--- START OF Supplied records ---

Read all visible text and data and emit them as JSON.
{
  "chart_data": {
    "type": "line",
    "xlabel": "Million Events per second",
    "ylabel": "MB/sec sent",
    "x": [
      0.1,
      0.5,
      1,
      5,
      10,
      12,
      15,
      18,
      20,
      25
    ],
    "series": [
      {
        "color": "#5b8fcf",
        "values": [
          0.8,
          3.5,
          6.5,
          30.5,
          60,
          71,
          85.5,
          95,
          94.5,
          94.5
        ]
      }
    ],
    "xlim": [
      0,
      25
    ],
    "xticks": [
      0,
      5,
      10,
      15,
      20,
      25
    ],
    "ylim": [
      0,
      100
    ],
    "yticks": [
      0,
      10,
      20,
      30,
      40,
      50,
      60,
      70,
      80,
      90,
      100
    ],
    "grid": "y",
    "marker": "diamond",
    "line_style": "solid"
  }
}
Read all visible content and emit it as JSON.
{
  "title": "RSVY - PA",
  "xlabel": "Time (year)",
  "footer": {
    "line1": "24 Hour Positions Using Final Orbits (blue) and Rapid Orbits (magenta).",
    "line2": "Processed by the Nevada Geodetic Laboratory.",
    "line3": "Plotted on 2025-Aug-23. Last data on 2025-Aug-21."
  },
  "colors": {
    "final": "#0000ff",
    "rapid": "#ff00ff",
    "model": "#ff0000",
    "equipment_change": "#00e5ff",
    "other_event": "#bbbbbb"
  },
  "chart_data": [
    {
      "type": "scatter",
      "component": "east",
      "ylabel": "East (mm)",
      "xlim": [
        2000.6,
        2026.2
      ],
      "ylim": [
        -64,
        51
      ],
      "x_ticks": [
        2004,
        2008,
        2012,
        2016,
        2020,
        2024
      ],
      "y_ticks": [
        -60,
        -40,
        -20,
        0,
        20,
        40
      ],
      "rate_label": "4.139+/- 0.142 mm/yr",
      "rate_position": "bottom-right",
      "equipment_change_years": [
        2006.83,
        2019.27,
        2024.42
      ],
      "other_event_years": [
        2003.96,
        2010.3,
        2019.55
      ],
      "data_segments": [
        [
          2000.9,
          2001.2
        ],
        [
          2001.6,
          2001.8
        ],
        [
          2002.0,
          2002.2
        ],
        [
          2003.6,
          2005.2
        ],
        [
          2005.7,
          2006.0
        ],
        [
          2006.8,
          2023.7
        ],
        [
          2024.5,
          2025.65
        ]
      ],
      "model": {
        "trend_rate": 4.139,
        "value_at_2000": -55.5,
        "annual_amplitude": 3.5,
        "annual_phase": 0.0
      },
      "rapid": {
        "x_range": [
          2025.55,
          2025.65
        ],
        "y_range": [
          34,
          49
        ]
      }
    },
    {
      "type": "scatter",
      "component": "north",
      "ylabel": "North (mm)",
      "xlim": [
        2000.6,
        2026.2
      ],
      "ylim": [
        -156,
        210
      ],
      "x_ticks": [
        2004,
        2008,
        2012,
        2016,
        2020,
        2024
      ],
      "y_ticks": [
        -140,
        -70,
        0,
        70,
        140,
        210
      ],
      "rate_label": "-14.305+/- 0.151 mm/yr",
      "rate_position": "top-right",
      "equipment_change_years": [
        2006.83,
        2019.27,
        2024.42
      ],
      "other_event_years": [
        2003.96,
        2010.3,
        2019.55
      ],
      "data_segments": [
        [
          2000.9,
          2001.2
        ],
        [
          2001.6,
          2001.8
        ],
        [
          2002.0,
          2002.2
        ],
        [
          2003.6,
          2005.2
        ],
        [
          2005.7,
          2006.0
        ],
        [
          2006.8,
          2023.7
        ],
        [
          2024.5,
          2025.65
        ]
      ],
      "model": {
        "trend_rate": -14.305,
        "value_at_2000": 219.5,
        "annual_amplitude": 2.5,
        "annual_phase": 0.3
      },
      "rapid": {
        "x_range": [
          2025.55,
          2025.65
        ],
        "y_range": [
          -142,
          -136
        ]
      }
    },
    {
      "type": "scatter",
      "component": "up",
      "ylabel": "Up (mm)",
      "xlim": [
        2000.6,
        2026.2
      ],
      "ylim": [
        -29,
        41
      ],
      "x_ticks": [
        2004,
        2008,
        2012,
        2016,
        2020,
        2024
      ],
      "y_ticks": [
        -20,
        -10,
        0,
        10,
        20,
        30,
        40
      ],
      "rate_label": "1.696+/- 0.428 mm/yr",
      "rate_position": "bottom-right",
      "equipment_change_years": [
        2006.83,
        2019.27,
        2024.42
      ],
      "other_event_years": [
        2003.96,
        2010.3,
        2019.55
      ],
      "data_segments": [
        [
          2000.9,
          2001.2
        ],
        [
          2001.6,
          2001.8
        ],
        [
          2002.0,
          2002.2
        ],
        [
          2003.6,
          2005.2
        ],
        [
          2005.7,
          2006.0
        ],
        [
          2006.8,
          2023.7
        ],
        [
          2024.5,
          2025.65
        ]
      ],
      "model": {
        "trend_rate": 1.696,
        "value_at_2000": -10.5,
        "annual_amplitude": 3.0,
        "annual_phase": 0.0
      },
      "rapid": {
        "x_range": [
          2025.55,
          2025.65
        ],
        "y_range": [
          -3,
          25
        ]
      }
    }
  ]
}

--- END OF Supplied records ---

**What this task involves**
Show the data once more, exactly as it was written.

**Exercise answer**
Read all visible text and data and emit them as JSON.
{
  "chart_data": {
    "type": "line",
    "xlabel": "Million Events per second",
    "ylabel": "MB/sec sent",
    "x": [
      0.1,
      0.5,
      1,
      5,
      10,
      12,
      15,
      18,
      20,
      25
    ],
    "series": [
      {
        "color": "#5b8fcf",
        "values": [
          0.8,
          3.5,
          6.5,
          30.5,
          60,
          71,
          85.5,
          95,
          94.5,
          94.5
        ]
      }
    ],
    "xlim": [
      0,
      25
    ],
    "xticks": [
      0,
      5,
      10,
      15,
      20,
      25
    ],
    "ylim": [
      0,
      100
    ],
    "yticks": [
      0,
      10,
      20,
      30,
      40,
      50,
      60,
      70,
      80,
      90,
      100
    ],
    "grid": "y",
    "marker": "diamond",
    "line_style": "solid"
  }
}
Read all visible content and emit it as JSON.
{
  "title": "RSVY - PA",
  "xlabel": "Time (year)",
  "footer": {
    "line1": "24 Hour Positions Using Final Orbits (blue) and Rapid Orbits (magenta).",
    "line2": "Processed by the Nevada Geodetic Laboratory.",
    "line3": "Plotted on 2025-Aug-23. Last data on 2025-Aug-21."
  },
  "colors": {
    "final": "#0000ff",
    "rapid": "#ff00ff",
    "model": "#ff0000",
    "equipment_change": "#00e5ff",
    "other_event": "#bbbbbb"
  },
  "chart_data": [
    {
      "type": "scatter",
      "component": "east",
      "ylabel": "East (mm)",
      "xlim": [
        2000.6,
        2026.2
      ],
      "ylim": [
        -64,
        51
      ],
      "x_ticks": [
        2004,
        2008,
        2012,
        2016,
        2020,
        2024
      ],
      "y_ticks": [
        -60,
        -40,
        -20,
        0,
        20,
        40
      ],
      "rate_label": "4.139+/- 0.142 mm/yr",
      "rate_position": "bottom-right",
      "equipment_change_years": [
        2006.83,
        2019.27,
        2024.42
      ],
      "other_event_years": [
        2003.96,
        2010.3,
        2019.55
      ],
      "data_segments": [
        [
          2000.9,
          2001.2
        ],
        [
          2001.6,
          2001.8
        ],
        [
          2002.0,
          2002.2
        ],
        [
          2003.6,
          2005.2
        ],
        [
          2005.7,
          2006.0
        ],
        [
          2006.8,
          2023.7
        ],
        [
          2024.5,
          2025.65
        ]
      ],
      "model": {
        "trend_rate": 4.139,
        "value_at_2000": -55.5,
        "annual_amplitude": 3.5,
        "annual_phase": 0.0
      },
      "rapid": {
        "x_range": [
          2025.55,
          2025.65
        ],
        "y_range": [
          34,
          49
        ]
      }
    },
    {
      "type": "scatter",
      "component": "north",
      "ylabel": "North (mm)",
      "xlim": [
        2000.6,
        2026.2
      ],
      "ylim": [
        -156,
        210
      ],
      "x_ticks": [
        2004,
        2008,
        2012,
        2016,
        2020,
        2024
      ],
      "y_ticks": [
        -140,
        -70,
        0,
        70,
        140,
        210
      ],
      "rate_label": "-14.305+/- 0.151 mm/yr",
      "rate_position": "top-right",
      "equipment_change_years": [
        2006.83,
        2019.27,
        2024.42
      ],
      "other_event_years": [
        2003.96,
        2010.3,
        2019.55
      ],
      "data_segments": [
        [
          2000.9,
          2001.2
        ],
        [
          2001.6,
          2001.8
        ],
        [
          2002.0,
          2002.2
        ],
        [
          2003.6,
          2005.2
        ],
        [
          2005.7,
          2006.0
        ],
        [
          2006.8,
          2023.7
        ],
        [
          2024.5,
          2025.65
        ]
      ],
      "model": {
        "trend_rate": -14.305,
        "value_at_2000": 219.5,
        "annual_amplitude": 2.5,
        "annual_phase": 0.3
      },
      "rapid": {
        "x_range": [
          2025.55,
          2025.65
        ],
        "y_range": [
          -142,
          -136
        ]
      }
    },
    {
      "type": "scatter",
      "component": "up",
      "ylabel": "Up (mm)",
      "xlim": [
        2000.6,
        2026.2
      ],
      "ylim": [
        -29,
        41
      ],
      "x_ticks": [
        2004,
        2008,
        2012,
        2016,
        2020,
        2024
      ],
      "y_ticks": [
        -20,
        -10,
        0,
        10,
        20,
        30,
        40
      ],
      "rate_label": "1.696+/- 0.428 mm/yr",
      "rate_position": "bottom-right",
      "equipment_change_years": [
        2006.83,
        2019.27,
        2024.42
      ],
      "other_event_years": [
        2003.96,
        2010.3,
        2019.55
      ],
      "data_segments": [
        [
          2000.9,
          2001.2
        ],
        [
          2001.6,
          2001.8
        ],
        [
          2002.0,
          2002.2
        ],
        [
          2003.6,
          2005.2
        ],
        [
          2005.7,
          2006.0
        ],
        [
          2006.8,
          2023.7
        ],
        [
          2024.5,
          2025.65
        ]
      ],
      "model": {
        "trend_rate": 1.696,
        "value_at_2000": -10.5,
        "annual_amplitude": 3.0,
        "annual_phase": 0.0
      },
      "rapid": {
        "x_range": [
          2025.55,
          2025.65
        ],
        "y_range": [
          -3,
          25
        ]
      }
    }
  ]
}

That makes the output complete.